| Task |
Reproduce the listing below in its entirety. Change nothing.
○ ○ ○ ○ ○ ○ ○
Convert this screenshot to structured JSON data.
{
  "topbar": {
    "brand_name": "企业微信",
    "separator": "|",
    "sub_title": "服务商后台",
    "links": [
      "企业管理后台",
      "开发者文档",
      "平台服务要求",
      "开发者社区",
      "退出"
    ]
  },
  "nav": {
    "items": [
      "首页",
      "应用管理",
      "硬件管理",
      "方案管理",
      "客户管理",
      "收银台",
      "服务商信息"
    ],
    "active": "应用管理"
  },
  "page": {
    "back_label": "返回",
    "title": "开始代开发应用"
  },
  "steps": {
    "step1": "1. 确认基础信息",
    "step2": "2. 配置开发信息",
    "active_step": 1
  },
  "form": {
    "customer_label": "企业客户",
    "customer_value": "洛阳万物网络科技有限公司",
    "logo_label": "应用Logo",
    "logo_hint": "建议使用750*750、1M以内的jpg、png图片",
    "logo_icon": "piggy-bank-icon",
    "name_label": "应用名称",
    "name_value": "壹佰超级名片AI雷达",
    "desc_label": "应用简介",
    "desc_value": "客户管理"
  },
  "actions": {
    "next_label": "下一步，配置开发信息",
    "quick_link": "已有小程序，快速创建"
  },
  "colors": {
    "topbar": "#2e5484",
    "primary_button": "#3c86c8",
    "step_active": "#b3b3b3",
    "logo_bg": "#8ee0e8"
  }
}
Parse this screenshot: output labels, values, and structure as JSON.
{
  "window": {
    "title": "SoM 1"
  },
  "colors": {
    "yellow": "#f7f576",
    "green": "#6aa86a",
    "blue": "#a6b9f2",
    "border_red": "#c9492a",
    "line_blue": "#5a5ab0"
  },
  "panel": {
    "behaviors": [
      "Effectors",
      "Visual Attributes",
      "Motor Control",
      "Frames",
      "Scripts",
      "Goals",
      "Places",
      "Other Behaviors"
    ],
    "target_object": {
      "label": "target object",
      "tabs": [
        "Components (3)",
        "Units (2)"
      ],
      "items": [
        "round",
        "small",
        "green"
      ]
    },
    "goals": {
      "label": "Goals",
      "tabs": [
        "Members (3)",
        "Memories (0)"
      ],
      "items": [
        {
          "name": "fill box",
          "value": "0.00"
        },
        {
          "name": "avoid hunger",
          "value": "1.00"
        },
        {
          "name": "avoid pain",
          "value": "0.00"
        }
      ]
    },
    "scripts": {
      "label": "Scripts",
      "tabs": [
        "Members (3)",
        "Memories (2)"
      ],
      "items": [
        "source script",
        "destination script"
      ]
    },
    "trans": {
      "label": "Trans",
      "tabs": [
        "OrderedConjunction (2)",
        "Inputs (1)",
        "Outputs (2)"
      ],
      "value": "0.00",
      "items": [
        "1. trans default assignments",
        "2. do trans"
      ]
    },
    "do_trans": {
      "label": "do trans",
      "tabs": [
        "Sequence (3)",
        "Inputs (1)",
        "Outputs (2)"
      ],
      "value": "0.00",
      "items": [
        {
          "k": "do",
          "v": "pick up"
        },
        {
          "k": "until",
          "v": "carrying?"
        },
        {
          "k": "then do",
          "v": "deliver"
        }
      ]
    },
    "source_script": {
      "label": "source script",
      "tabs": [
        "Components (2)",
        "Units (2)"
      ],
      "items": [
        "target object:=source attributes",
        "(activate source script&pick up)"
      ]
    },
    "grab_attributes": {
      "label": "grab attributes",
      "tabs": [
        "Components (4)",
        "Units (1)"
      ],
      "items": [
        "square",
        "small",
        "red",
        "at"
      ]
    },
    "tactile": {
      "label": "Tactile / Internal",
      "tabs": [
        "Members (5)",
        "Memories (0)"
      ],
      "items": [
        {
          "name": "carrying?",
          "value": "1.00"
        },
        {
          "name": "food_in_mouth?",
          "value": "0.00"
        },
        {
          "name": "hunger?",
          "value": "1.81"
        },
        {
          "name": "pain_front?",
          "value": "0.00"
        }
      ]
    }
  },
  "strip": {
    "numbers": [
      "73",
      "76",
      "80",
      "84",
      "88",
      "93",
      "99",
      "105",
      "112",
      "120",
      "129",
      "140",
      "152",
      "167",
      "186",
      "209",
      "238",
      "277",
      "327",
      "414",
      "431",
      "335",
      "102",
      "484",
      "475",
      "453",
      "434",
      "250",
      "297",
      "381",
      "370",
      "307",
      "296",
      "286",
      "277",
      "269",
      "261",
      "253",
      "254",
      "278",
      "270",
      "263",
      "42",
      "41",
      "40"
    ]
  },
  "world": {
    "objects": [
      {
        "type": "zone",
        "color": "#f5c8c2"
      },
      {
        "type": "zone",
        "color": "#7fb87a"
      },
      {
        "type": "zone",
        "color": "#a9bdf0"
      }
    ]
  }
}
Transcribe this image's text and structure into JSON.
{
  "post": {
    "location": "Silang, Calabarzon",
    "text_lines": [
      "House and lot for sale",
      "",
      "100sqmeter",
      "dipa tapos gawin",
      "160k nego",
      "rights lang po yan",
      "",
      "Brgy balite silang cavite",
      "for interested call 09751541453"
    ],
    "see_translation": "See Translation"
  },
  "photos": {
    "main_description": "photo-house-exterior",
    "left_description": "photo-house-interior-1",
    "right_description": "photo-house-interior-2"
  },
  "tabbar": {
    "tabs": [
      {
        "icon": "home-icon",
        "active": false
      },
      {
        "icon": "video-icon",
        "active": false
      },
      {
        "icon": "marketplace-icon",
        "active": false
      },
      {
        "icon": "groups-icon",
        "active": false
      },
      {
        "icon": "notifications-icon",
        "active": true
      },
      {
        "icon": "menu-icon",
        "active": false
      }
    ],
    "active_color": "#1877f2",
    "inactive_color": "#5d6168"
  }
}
○ ○ ○ ○ ○ ○ ○
| Result of the task |
Convert this screenshot to structured JSON data.
{
  "topbar": {
    "brand_name": "企业微信",
    "separator": "|",
    "sub_title": "服务商后台",
    "links": [
      "企业管理后台",
      "开发者文档",
      "平台服务要求",
      "开发者社区",
      "退出"
    ]
  },
  "nav": {
    "items": [
      "首页",
      "应用管理",
      "硬件管理",
      "方案管理",
      "客户管理",
      "收银台",
      "服务商信息"
    ],
    "active": "应用管理"
  },
  "page": {
    "back_label": "返回",
    "title": "开始代开发应用"
  },
  "steps": {
    "step1": "1. 确认基础信息",
    "step2": "2. 配置开发信息",
    "active_step": 1
  },
  "form": {
    "customer_label": "企业客户",
    "customer_value": "洛阳万物网络科技有限公司",
    "logo_label": "应用Logo",
    "logo_hint": "建议使用750*750、1M以内的jpg、png图片",
    "logo_icon": "piggy-bank-icon",
    "name_label": "应用名称",
    "name_value": "壹佰超级名片AI雷达",
    "desc_label": "应用简介",
    "desc_value": "客户管理"
  },
  "actions": {
    "next_label": "下一步，配置开发信息",
    "quick_link": "已有小程序，快速创建"
  },
  "colors": {
    "topbar": "#2e5484",
    "primary_button": "#3c86c8",
    "step_active": "#b3b3b3",
    "logo_bg": "#8ee0e8"
  }
}
Parse this screenshot: output labels, values, and structure as JSON.
{
  "window": {
    "title": "SoM 1"
  },
  "colors": {
    "yellow": "#f7f576",
    "green": "#6aa86a",
    "blue": "#a6b9f2",
    "border_red": "#c9492a",
    "line_blue": "#5a5ab0"
  },
  "panel": {
    "behaviors": [
      "Effectors",
      "Visual Attributes",
      "Motor Control",
      "Frames",
      "Scripts",
      "Goals",
      "Places",
      "Other Behaviors"
    ],
    "target_object": {
      "label": "target object",
      "tabs": [
        "Components (3)",
        "Units (2)"
      ],
      "items": [
        "round",
        "small",
        "green"
      ]
    },
    "goals": {
      "label": "Goals",
      "tabs": [
        "Members (3)",
        "Memories (0)"
      ],
      "items": [
        {
          "name": "fill box",
          "value": "0.00"
        },
        {
          "name": "avoid hunger",
          "value": "1.00"
        },
        {
          "name": "avoid pain",
          "value": "0.00"
        }
      ]
    },
    "scripts": {
      "label": "Scripts",
      "tabs": [
        "Members (3)",
        "Memories (2)"
      ],
      "items": [
        "source script",
        "destination script"
      ]
    },
    "trans": {
      "label": "Trans",
      "tabs": [
        "OrderedConjunction (2)",
        "Inputs (1)",
        "Outputs (2)"
      ],
      "value": "0.00",
      "items": [
        "1. trans default assignments",
        "2. do trans"
      ]
    },
    "do_trans": {
      "label": "do trans",
      "tabs": [
        "Sequence (3)",
        "Inputs (1)",
        "Outputs (2)"
      ],
      "value": "0.00",
      "items": [
        {
          "k": "do",
          "v": "pick up"
        },
        {
          "k": "until",
          "v": "carrying?"
        },
        {
          "k": "then do",
          "v": "deliver"
        }
      ]
    },
    "source_script": {
      "label": "source script",
      "tabs": [
        "Components (2)",
        "Units (2)"
      ],
      "items": [
        "target object:=source attributes",
        "(activate source script&pick up)"
      ]
    },
    "grab_attributes": {
      "label": "grab attributes",
      "tabs": [
        "Components (4)",
        "Units (1)"
      ],
      "items": [
        "square",
        "small",
        "red",
        "at"
      ]
    },
    "tactile": {
      "label": "Tactile / Internal",
      "tabs": [
        "Members (5)",
        "Memories (0)"
      ],
      "items": [
        {
          "name": "carrying?",
          "value": "1.00"
        },
        {
          "name": "food_in_mouth?",
          "value": "0.00"
        },
        {
          "name": "hunger?",
          "value": "1.81"
        },
        {
          "name": "pain_front?",
          "value": "0.00"
        }
      ]
    }
  },
  "strip": {
    "numbers": [
      "73",
      "76",
      "80",
      "84",
      "88",
      "93",
      "99",
      "105",
      "112",
      "120",
      "129",
      "140",
      "152",
      "167",
      "186",
      "209",
      "238",
      "277",
      "327",
      "414",
      "431",
      "335",
      "102",
      "484",
      "475",
      "453",
      "434",
      "250",
      "297",
      "381",
      "370",
      "307",
      "296",
      "286",
      "277",
      "269",
      "261",
      "253",
      "254",
      "278",
      "270",
      "263",
      "42",
      "41",
      "40"
    ]
  },
  "world": {
    "objects": [
      {
        "type": "zone",
        "color": "#f5c8c2"
      },
      {
        "type": "zone",
        "color": "#7fb87a"
      },
      {
        "type": "zone",
        "color": "#a9bdf0"
      }
    ]
  }
}
Transcribe this image's text and structure into JSON.
{
  "post": {
    "location": "Silang, Calabarzon",
    "text_lines": [
      "House and lot for sale",
      "",
      "100sqmeter",
      "dipa tapos gawin",
      "160k nego",
      "rights lang po yan",
      "",
      "Brgy balite silang cavite",
      "for interested call 09751541453"
    ],
    "see_translation": "See Translation"
  },
  "photos": {
    "main_description": "photo-house-exterior",
    "left_description": "photo-house-interior-1",
    "right_description": "photo-house-interior-2"
  },
  "tabbar": {
    "tabs": [
      {
        "icon": "home-icon",
        "active": false
      },
      {
        "icon": "video-icon",
        "active": false
      },
      {
        "icon": "marketplace-icon",
        "active": false
      },
      {
        "icon": "groups-icon",
        "active": false
      },
      {
        "icon": "notifications-icon",
        "active": true
      },
      {
        "icon": "menu-icon",
        "active": false
      }
    ],
    "active_color": "#1877f2",
    "inactive_color": "#5d6168"
  }
}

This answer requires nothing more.